> [Task description] Would you pull out every line of the material that contains the string "Баланс"?

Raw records
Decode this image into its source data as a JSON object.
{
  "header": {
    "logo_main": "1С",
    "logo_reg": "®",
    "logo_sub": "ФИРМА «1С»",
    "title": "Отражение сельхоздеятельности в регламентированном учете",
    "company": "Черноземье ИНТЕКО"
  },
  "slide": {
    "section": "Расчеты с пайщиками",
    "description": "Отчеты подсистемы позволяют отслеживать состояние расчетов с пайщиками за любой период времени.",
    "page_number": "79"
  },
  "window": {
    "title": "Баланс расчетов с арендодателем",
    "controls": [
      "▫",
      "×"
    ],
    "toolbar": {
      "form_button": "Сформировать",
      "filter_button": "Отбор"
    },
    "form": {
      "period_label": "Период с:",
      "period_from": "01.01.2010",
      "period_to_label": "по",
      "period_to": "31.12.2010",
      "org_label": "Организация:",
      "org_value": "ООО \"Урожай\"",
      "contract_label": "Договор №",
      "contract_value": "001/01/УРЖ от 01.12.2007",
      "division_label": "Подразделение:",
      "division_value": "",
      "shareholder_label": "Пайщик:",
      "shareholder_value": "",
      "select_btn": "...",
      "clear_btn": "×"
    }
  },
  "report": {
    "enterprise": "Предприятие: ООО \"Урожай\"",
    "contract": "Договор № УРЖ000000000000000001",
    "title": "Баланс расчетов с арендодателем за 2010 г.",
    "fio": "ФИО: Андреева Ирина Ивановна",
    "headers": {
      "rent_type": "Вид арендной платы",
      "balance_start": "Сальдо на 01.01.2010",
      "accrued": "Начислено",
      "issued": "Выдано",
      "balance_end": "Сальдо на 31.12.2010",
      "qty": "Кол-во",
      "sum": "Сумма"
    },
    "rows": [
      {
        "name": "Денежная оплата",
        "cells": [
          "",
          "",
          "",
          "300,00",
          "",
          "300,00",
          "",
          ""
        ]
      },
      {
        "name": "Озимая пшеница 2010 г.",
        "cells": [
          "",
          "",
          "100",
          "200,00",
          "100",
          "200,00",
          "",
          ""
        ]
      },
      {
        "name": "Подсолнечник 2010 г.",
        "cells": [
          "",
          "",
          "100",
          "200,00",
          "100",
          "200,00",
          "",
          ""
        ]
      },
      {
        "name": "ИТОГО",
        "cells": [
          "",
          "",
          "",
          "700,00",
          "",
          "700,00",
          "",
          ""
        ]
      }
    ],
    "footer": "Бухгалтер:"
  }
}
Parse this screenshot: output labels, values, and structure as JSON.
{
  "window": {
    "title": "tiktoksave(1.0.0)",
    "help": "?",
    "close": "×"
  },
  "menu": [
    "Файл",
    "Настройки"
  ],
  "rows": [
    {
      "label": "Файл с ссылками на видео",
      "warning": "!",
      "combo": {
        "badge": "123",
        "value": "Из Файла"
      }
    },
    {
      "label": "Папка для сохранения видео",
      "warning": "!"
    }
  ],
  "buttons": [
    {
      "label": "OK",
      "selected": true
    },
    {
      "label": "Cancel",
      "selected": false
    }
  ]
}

> [Final result]
    "title": "Баланс расчетов с арендодателем",
    "title": "Баланс расчетов с арендодателем за 2010 г.",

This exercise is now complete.